» **EXERCISE REQUIREMENTS**:
Pick out the lines below with "Głównego" and list them.

» **DATA SECTION**:
= = = = =

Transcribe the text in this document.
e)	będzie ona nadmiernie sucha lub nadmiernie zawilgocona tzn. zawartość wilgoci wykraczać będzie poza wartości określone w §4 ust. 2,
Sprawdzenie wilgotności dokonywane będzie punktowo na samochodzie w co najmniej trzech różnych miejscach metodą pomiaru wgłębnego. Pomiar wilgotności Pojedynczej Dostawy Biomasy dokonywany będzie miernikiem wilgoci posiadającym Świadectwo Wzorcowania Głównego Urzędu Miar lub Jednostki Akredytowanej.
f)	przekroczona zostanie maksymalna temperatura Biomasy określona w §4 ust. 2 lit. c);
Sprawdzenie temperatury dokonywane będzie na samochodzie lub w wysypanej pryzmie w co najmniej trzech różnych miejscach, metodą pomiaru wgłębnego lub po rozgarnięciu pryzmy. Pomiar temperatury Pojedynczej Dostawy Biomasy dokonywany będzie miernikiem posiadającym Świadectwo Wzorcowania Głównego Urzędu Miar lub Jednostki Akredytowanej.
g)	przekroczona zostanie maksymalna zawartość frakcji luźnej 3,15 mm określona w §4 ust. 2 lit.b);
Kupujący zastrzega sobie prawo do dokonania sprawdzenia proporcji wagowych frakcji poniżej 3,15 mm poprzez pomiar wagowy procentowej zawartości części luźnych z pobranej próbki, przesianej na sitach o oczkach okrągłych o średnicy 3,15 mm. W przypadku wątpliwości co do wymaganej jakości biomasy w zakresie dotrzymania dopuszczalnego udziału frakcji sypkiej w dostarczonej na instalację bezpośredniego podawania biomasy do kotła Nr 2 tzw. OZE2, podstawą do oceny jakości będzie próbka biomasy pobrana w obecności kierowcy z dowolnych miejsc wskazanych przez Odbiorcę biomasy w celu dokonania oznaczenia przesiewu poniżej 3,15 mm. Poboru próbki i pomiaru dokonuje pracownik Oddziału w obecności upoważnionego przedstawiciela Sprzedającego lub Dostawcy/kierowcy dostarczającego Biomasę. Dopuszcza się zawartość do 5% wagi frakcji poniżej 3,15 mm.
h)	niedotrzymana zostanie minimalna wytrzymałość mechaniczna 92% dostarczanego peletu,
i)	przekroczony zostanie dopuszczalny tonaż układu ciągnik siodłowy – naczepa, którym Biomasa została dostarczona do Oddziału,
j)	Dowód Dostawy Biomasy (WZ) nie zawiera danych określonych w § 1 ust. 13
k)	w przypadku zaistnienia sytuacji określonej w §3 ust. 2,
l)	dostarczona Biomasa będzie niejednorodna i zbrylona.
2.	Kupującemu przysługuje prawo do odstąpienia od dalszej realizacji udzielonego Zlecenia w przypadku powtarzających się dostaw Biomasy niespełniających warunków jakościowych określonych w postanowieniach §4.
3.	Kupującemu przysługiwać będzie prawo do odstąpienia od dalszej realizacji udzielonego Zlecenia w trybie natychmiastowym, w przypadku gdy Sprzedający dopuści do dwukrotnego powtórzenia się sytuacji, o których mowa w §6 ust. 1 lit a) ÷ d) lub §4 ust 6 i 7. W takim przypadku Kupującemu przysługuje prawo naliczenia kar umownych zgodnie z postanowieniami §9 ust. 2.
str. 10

= = = = =

» **SOLUTION TO THIS PROBLEM**:
Sprawdzenie wilgotności dokonywane będzie punktowo na samochodzie w co najmniej trzech różnych miejscach metodą pomiaru wgłębnego. Pomiar wilgotności Pojedynczej Dostawy Biomasy dokonywany będzie miernikiem wilgoci posiadającym Świadectwo Wzorcowania Głównego Urzędu Miar lub Jednostki Akredytowanej.
Sprawdzenie temperatury dokonywane będzie na samochodzie lub w wysypanej pryzmie w co najmniej trzech różnych miejscach, metodą pomiaru wgłębnego lub po rozgarnięciu pryzmy. Pomiar temperatury Pojedynczej Dostawy Biomasy dokonywany będzie miernikiem posiadającym Świadectwo Wzorcowania Głównego Urzędu Miar lub Jednostki Akredytowanej.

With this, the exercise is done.